Problem to work on
Locate each line below that includes "title" and reproduce it.
-- start of Given data --
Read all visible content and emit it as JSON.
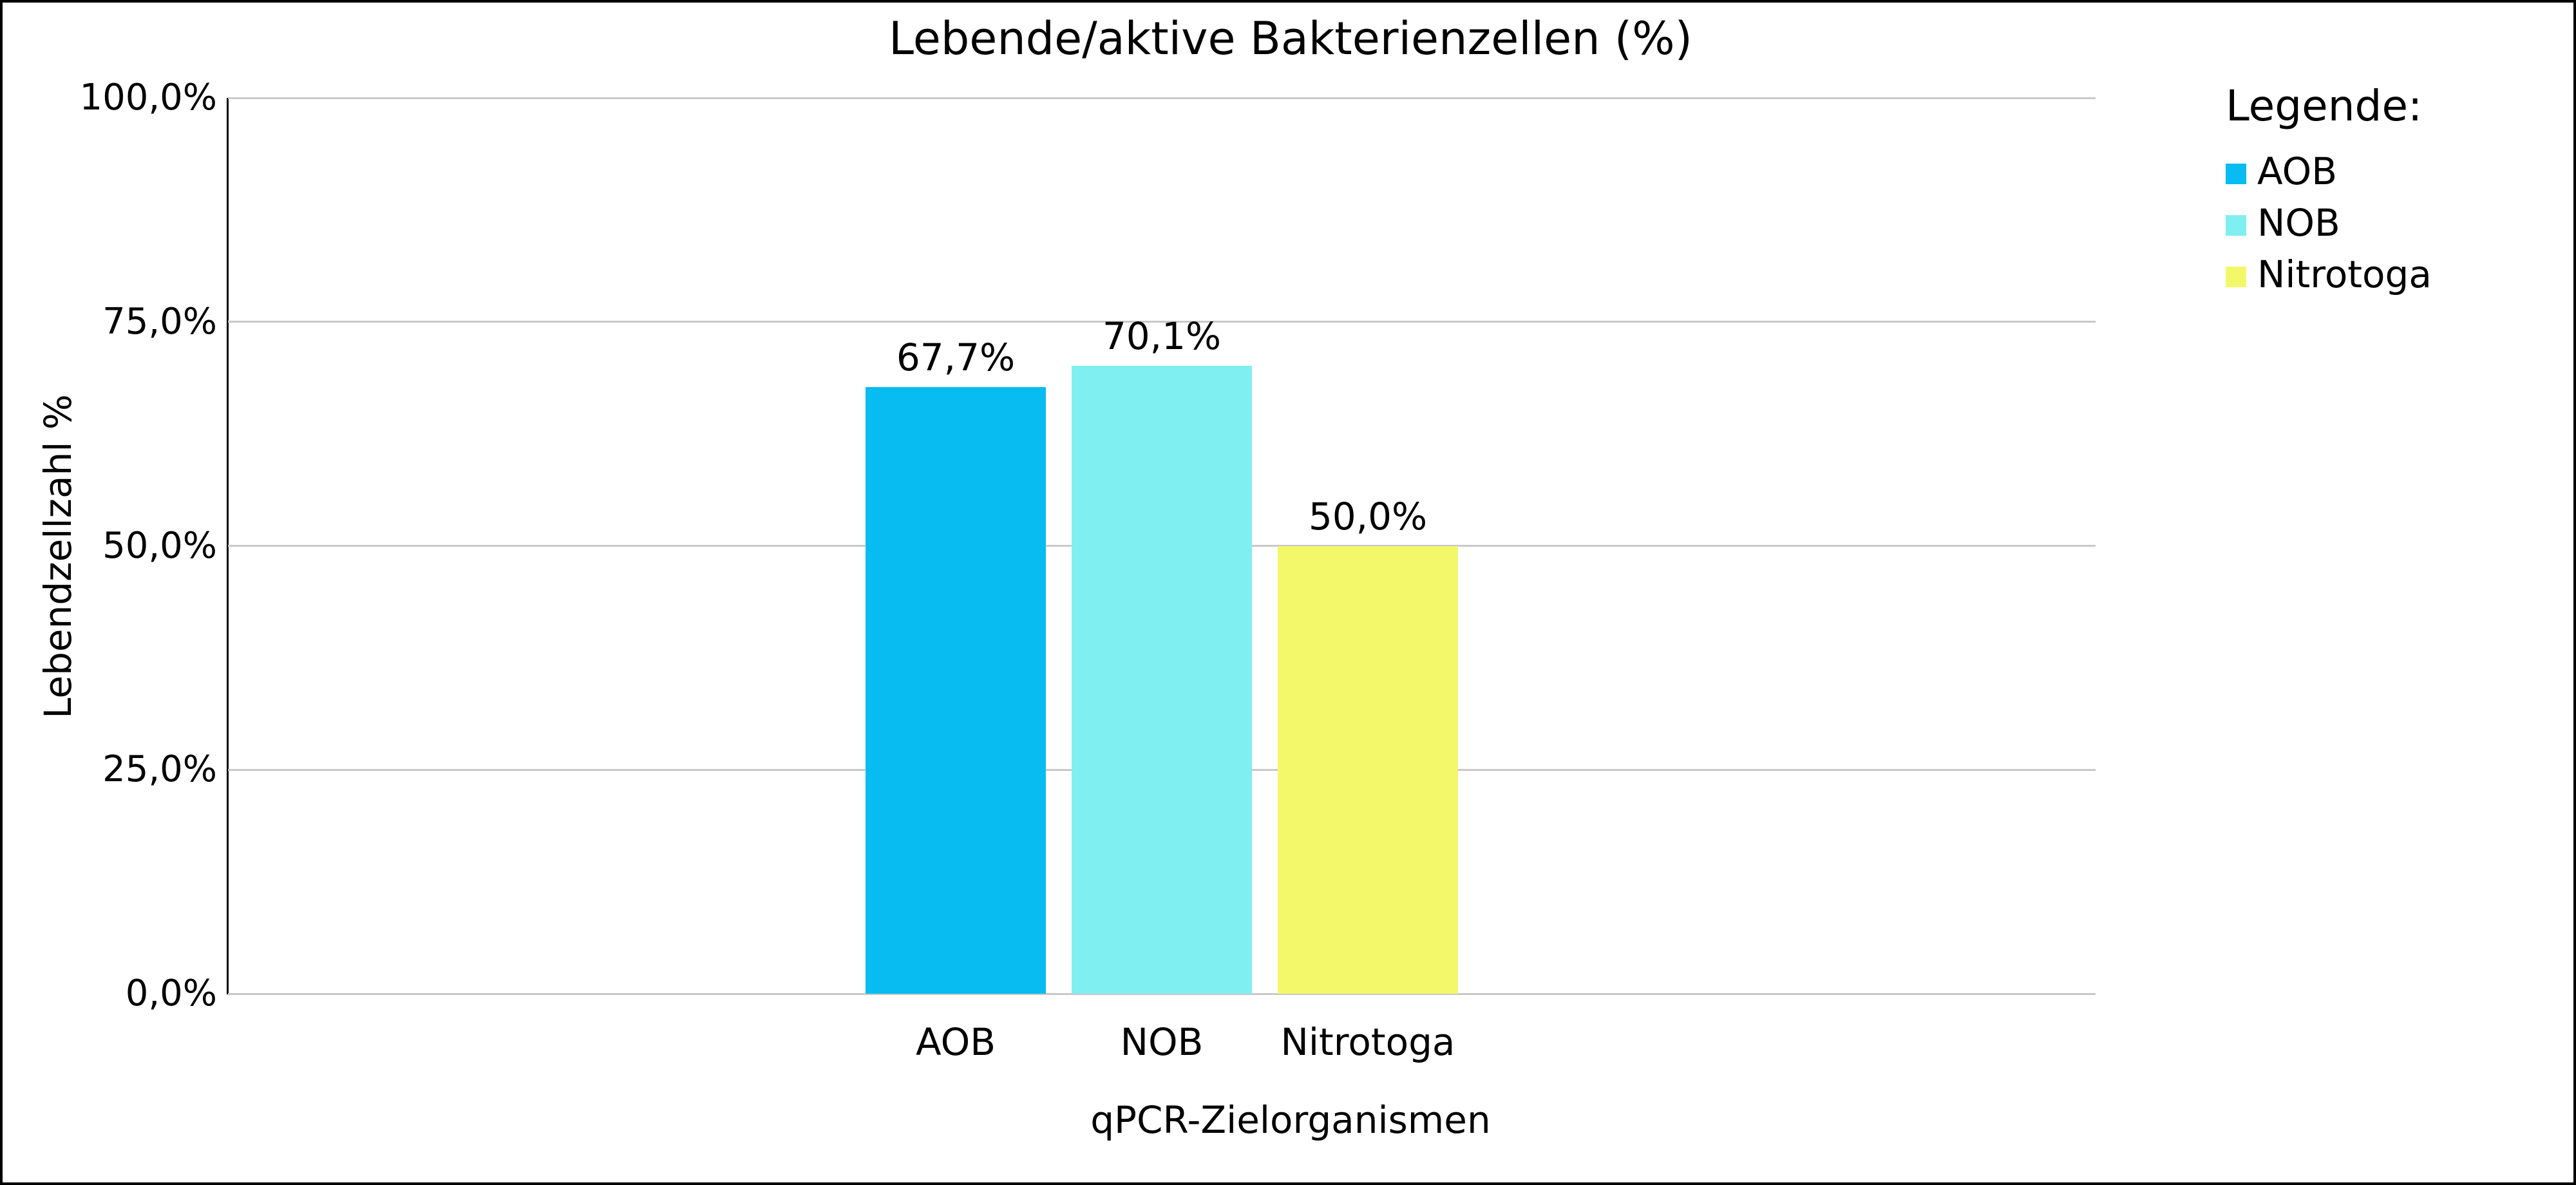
{
  "chart_data": {
    "type": "bar",
    "title": "Lebende/aktive Bakterienzellen (%)",
    "xlabel": "qPCR-Zielorganismen",
    "ylabel": "Lebendzellzahl %",
    "categories": [
      "AOB",
      "NOB",
      "Nitrotoga"
    ],
    "values": [
      67.7,
      70.1,
      50.0
    ],
    "value_labels": [
      "67,7%",
      "70,1%",
      "50,0%"
    ],
    "series_colors": [
      "#08bcf2",
      "#80eff2",
      "#f3f76a"
    ],
    "yticks": [
      0,
      25,
      50,
      75,
      100
    ],
    "ytick_labels": [
      "0,0%",
      "25,0%",
      "50,0%",
      "75,0%",
      "100,0%"
    ],
    "ylim": [
      0,
      100
    ],
    "grid": true,
    "gridline_color": "#c9c9c9",
    "axis_line_color": "#000000",
    "legend_position": "right",
    "legend": {
      "title": "Legende:",
      "items": [
        {
          "label": "AOB",
          "color": "#08bcf2"
        },
        {
          "label": "NOB",
          "color": "#80eff2"
        },
        {
          "label": "Nitrotoga",
          "color": "#f3f76a"
        }
      ]
    }
  }
}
-- end of Given data --
Task output
    "title": "Lebende/aktive Bakterienzellen (%)",
      "title": "Legende:",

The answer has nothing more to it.